**PROBLEM REQUIREMENTS:** Collect the lines of the entries where "name" shows up.

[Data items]
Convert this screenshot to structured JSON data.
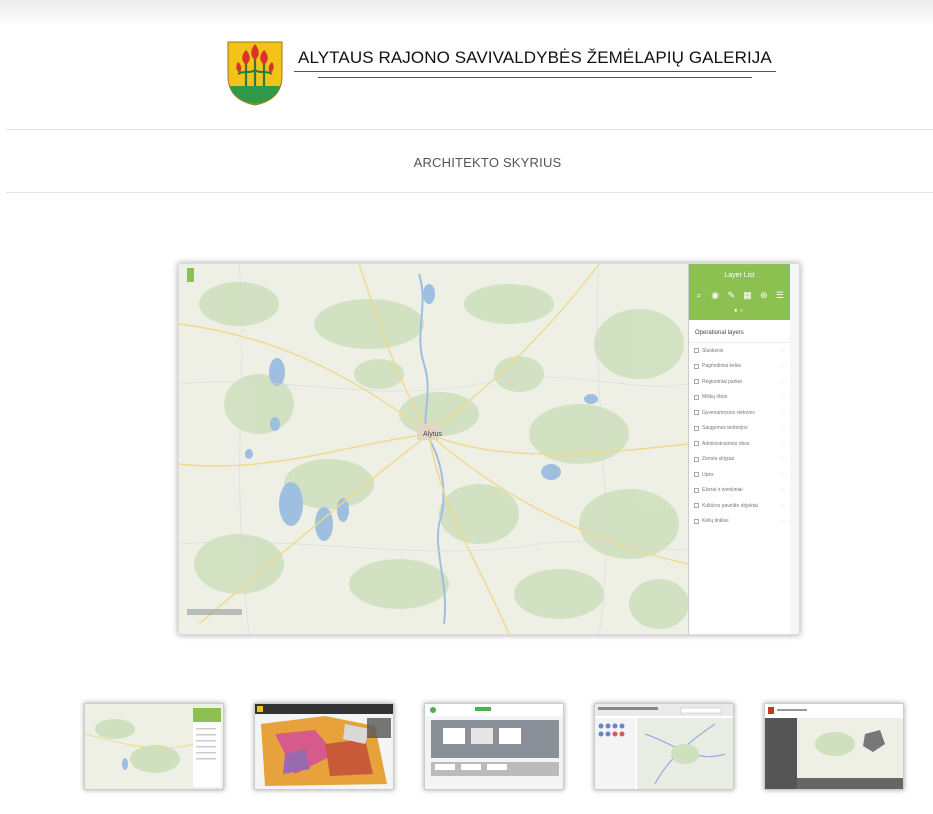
{
  "header": {
    "title": "ALYTAUS RAJONO SAVIVALDYBĖS ŽEMĖLAPIŲ GALERIJA",
    "logo": "alytus-district-coat-of-arms"
  },
  "section": {
    "title": "ARCHITEKTO SKYRIUS"
  },
  "viewer": {
    "panel_title": "Layer List",
    "panel_subtitle": "Operational layers",
    "city_label": "Alytus",
    "layers": [
      "Sluoksnis",
      "Pagrindiniai keliai",
      "Regioniniai parkai",
      "Miškų ribos",
      "Gyvenamosios vietovės",
      "Saugomos teritorijos",
      "Administracinės ribos",
      "Žemės sklypai",
      "Upės",
      "Ežerai ir tvenkiniai",
      "Kultūros paveldo objektai",
      "Kelių tinklas"
    ],
    "accent_color": "#8cc152"
  },
  "thumbnails": [
    {
      "name": "thumb-layer-list-map"
    },
    {
      "name": "thumb-zoning-map"
    },
    {
      "name": "thumb-dashboard"
    },
    {
      "name": "thumb-road-map-app"
    },
    {
      "name": "thumb-web-viewer"
    }
  ]
}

**RESULT OF THE EXERCISE:**
      "name": "thumb-layer-list-map"
      "name": "thumb-zoning-map"
      "name": "thumb-dashboard"
      "name": "thumb-road-map-app"
      "name": "thumb-web-viewer"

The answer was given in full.